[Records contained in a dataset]
»»
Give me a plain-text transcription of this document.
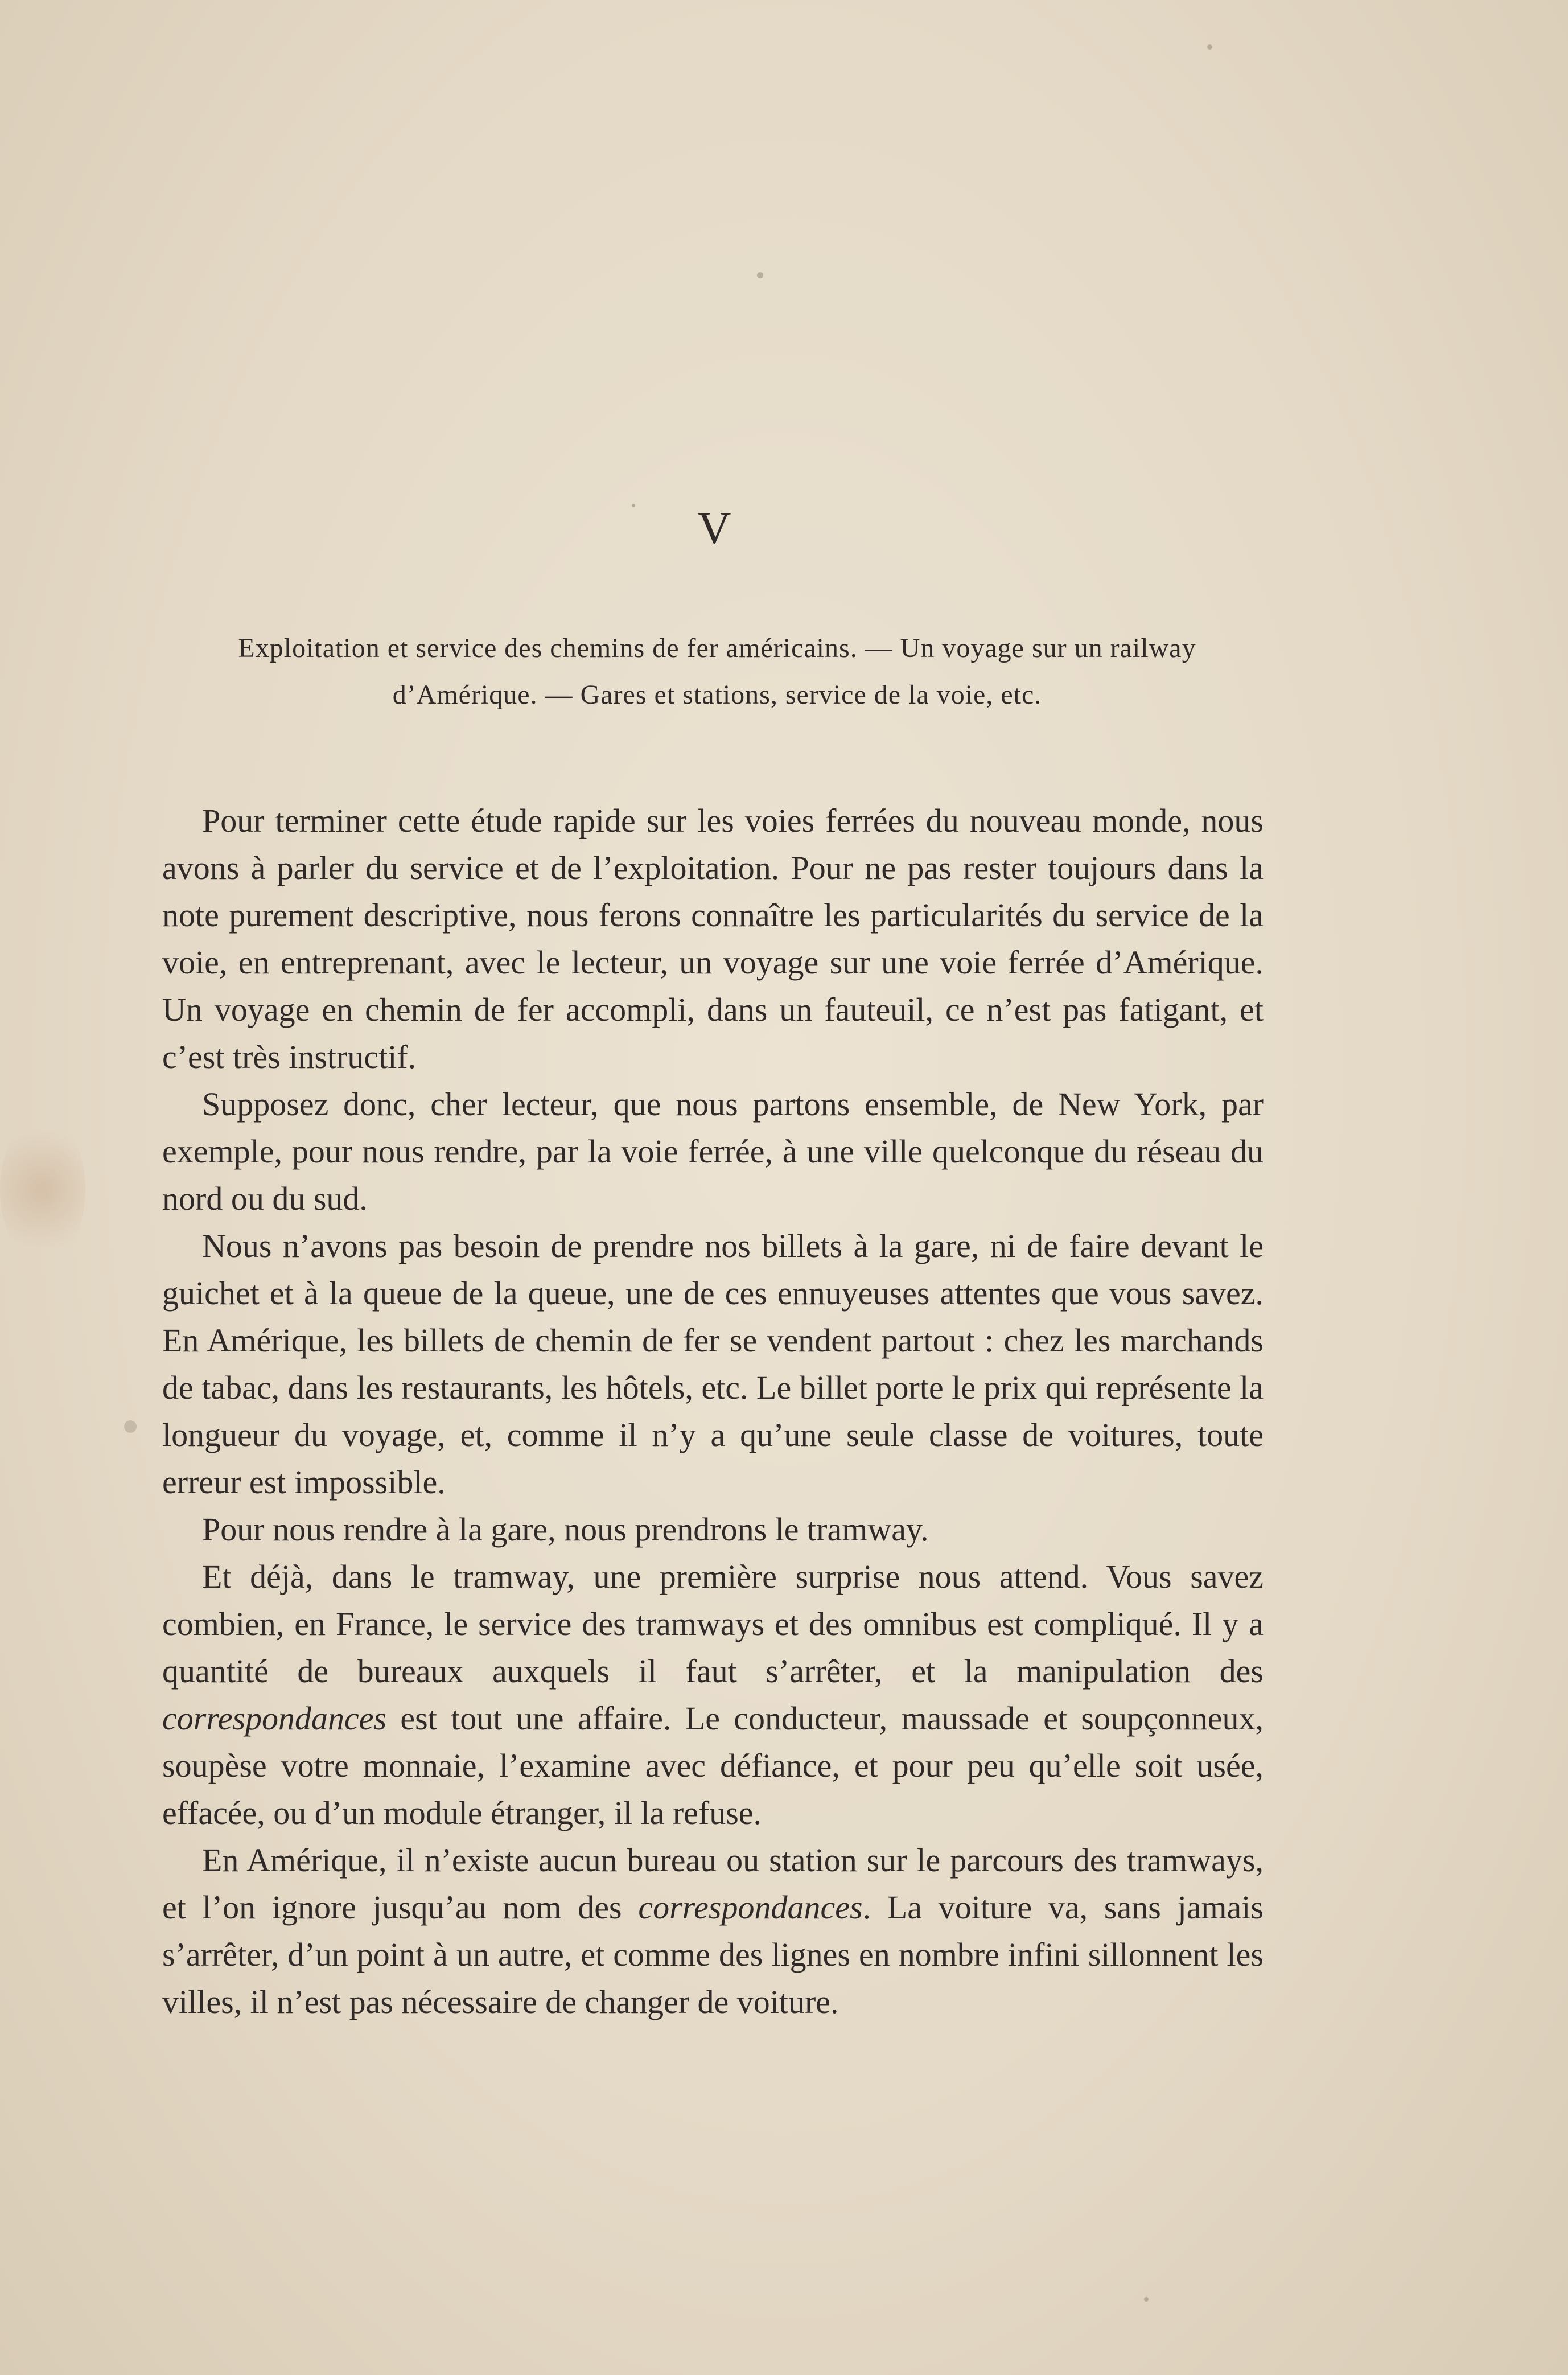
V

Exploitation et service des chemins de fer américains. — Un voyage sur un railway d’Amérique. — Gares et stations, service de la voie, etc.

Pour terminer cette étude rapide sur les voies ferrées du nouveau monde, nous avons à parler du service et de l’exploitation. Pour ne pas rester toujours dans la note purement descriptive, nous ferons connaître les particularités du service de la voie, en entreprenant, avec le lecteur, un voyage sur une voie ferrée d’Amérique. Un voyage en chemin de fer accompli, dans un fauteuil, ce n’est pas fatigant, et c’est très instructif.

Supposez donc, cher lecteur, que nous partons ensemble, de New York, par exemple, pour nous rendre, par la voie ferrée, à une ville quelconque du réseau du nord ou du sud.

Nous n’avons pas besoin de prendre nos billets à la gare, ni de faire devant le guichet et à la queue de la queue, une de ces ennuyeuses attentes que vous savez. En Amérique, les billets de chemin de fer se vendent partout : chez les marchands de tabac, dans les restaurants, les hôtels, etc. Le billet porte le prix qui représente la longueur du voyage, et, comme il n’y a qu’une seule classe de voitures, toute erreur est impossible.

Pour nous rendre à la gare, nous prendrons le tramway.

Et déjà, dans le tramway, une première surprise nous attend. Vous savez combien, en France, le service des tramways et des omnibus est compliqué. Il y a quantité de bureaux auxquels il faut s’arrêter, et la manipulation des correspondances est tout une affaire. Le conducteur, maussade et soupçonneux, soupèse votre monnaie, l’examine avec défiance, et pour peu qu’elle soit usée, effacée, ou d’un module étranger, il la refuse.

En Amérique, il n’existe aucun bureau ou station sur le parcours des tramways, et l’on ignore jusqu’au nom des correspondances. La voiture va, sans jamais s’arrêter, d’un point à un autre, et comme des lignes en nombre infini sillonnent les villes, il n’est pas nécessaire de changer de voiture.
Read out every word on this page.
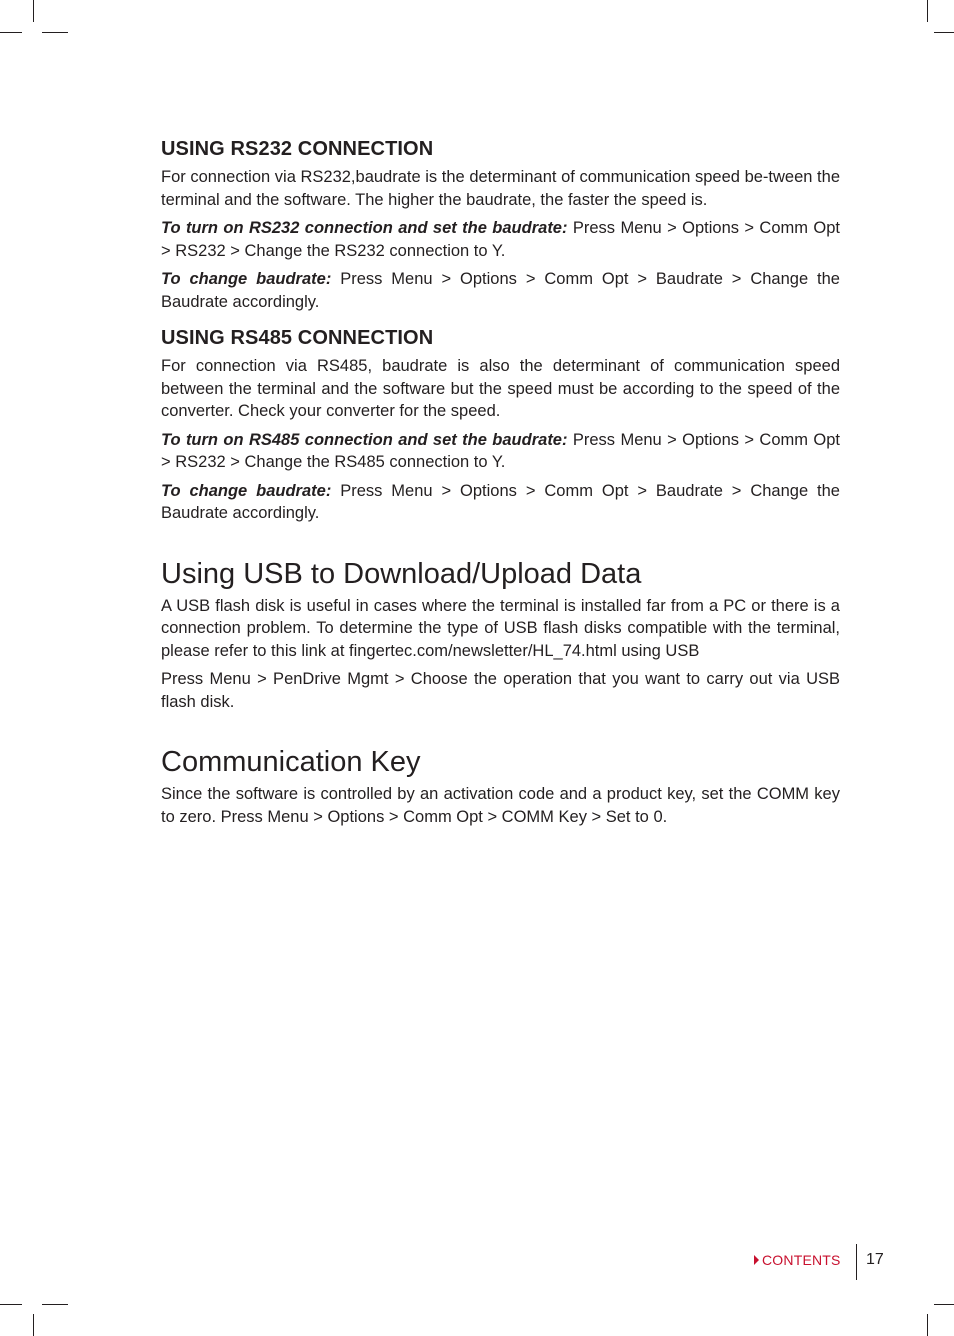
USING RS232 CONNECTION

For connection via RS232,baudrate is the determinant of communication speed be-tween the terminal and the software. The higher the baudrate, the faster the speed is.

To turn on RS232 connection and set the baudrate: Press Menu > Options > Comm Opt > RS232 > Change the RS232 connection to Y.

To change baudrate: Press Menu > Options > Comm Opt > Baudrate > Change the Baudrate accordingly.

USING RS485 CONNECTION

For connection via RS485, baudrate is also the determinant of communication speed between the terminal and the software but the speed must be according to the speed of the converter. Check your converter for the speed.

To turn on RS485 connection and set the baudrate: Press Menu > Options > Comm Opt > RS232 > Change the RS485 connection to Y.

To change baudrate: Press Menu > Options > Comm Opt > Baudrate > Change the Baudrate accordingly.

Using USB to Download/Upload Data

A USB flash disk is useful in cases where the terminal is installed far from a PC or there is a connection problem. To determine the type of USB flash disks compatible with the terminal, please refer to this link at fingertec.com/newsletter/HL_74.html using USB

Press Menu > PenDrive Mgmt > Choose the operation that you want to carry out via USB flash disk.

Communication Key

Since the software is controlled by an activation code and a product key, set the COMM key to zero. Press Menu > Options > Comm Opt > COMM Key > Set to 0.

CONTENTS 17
««
** What the task requires **
Identify each line containing the string "software" and copy it out.

** Task output **
For connection via RS232,baudrate is the determinant of communication speed be-tween the terminal and the software. The higher the baudrate, the faster the speed is.
For connection via RS485, baudrate is also the determinant of communication speed between the terminal and the software but the speed must be according to the speed of the converter. Check your converter for the speed.
Since the software is controlled by an activation code and a product key, set the COMM key to zero. Press Menu > Options > Comm Opt > COMM Key > Set to 0.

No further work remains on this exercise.